Problem requirements :: State how many lines of the records contain the string "разныхъ", and give no other information.

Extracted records
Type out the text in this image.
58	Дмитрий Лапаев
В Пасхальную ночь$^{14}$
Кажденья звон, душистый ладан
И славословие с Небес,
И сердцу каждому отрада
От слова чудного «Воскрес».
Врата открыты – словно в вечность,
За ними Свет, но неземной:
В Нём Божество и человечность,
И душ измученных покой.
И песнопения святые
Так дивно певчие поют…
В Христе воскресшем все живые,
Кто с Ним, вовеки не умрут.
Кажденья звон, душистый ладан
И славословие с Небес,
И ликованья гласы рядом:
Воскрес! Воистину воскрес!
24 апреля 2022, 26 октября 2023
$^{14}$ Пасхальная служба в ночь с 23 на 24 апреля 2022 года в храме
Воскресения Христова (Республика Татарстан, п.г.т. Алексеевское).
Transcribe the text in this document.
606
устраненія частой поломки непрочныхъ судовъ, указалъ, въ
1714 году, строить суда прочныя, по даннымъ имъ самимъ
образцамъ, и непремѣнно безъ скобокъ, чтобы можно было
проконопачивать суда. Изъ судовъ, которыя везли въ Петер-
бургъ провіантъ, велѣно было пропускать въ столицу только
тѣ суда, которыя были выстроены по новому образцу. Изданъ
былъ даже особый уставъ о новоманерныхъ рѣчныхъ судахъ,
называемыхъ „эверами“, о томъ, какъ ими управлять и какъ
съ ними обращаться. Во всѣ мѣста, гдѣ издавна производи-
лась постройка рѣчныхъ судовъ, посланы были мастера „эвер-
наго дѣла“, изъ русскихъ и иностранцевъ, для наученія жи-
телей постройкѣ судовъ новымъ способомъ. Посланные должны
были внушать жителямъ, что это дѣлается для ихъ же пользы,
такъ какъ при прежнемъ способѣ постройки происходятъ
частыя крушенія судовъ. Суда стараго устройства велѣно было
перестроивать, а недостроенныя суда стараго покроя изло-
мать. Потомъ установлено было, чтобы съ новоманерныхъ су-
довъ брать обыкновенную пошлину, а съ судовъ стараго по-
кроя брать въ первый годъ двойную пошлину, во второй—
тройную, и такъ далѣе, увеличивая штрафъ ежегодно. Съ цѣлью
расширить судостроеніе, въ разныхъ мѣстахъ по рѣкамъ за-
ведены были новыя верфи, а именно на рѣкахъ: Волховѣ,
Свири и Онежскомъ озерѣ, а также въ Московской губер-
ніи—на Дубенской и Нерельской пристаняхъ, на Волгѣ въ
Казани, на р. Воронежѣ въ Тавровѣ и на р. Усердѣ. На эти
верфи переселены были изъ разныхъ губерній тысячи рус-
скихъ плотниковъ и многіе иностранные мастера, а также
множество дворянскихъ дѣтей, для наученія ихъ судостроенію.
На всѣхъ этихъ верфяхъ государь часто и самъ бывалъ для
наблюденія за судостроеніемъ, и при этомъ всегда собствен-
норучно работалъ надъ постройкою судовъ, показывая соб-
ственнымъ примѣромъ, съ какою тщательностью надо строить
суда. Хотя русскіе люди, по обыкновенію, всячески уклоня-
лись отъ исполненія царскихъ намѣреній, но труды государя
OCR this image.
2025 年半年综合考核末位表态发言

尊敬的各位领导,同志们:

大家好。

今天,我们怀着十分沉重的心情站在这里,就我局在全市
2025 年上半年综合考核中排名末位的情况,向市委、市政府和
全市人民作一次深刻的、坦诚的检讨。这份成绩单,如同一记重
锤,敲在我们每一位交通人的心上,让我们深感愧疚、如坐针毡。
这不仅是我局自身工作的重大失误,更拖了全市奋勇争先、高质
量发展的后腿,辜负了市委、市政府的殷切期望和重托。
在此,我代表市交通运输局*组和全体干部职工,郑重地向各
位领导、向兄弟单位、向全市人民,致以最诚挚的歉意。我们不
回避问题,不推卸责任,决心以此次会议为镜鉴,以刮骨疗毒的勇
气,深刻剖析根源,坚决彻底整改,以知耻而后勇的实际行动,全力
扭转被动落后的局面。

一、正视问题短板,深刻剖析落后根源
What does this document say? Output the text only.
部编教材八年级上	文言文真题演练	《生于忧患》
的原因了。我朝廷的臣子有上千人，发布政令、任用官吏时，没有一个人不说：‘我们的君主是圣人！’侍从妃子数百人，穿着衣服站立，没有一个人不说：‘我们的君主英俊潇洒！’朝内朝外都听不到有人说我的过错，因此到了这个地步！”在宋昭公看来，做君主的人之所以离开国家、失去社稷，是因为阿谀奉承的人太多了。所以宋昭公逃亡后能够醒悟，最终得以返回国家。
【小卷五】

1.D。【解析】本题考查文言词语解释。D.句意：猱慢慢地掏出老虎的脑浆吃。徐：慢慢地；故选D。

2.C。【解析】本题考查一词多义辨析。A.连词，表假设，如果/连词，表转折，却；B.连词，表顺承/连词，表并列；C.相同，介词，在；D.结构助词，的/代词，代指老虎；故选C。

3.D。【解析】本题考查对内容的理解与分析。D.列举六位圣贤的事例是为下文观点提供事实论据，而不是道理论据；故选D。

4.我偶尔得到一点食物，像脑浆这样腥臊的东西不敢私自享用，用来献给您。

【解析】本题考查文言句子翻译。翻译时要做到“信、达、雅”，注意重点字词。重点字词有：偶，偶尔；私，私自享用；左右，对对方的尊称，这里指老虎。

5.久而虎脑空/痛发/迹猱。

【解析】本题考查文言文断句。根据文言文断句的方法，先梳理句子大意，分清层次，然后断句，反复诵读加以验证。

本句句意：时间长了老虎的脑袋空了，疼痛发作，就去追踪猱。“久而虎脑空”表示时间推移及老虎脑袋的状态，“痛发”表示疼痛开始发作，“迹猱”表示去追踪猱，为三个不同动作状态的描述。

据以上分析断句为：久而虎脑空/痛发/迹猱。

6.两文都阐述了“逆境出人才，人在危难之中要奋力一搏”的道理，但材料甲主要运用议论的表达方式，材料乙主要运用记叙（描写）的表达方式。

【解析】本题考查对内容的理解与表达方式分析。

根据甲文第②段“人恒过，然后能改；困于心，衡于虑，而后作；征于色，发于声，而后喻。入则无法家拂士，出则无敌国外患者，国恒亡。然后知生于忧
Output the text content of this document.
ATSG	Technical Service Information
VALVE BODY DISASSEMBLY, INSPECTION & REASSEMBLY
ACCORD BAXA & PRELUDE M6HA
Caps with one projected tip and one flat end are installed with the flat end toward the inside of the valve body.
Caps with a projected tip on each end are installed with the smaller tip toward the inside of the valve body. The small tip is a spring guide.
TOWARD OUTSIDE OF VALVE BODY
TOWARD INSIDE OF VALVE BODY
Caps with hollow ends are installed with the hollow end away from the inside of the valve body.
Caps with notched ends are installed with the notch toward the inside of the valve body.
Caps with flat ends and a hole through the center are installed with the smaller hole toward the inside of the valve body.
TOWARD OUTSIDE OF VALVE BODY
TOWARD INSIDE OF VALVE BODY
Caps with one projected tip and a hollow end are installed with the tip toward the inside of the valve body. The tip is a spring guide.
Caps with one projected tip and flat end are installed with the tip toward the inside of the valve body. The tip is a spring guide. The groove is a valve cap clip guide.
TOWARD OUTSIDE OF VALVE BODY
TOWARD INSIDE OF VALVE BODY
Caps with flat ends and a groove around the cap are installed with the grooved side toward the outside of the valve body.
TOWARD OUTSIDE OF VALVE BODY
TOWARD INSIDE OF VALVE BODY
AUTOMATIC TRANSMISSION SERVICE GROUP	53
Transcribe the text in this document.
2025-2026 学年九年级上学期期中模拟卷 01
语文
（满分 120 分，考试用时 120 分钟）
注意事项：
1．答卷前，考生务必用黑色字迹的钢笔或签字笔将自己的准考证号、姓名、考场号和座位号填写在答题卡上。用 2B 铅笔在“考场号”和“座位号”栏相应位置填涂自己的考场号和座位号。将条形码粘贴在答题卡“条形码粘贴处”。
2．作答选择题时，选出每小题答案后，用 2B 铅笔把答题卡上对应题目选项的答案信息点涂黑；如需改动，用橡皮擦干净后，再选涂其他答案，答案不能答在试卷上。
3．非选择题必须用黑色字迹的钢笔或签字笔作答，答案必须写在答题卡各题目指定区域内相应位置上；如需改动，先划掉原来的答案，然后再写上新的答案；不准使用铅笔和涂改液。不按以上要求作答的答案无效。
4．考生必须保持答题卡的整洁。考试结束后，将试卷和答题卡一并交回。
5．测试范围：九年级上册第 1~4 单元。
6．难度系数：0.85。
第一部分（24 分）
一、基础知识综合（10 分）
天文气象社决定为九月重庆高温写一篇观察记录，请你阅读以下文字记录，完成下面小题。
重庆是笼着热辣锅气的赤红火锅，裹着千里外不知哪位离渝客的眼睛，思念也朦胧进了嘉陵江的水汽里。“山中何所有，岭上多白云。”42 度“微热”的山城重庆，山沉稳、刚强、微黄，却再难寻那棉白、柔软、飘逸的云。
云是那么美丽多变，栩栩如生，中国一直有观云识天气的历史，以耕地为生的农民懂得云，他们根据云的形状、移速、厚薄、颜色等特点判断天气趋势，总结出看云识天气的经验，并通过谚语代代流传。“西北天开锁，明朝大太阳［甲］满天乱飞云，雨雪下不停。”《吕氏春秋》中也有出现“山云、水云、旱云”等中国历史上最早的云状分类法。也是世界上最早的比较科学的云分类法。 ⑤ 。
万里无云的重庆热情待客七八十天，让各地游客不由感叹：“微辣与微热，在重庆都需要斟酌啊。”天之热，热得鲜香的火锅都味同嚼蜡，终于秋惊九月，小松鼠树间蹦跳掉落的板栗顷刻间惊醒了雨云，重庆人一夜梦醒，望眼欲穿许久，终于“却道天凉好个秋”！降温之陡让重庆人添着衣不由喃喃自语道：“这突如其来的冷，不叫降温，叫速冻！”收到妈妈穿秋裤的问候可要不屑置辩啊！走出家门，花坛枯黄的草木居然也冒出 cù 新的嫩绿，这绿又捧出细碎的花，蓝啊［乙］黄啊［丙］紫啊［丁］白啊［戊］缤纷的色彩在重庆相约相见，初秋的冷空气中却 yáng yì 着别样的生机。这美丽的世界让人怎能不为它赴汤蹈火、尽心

Written answer :: 2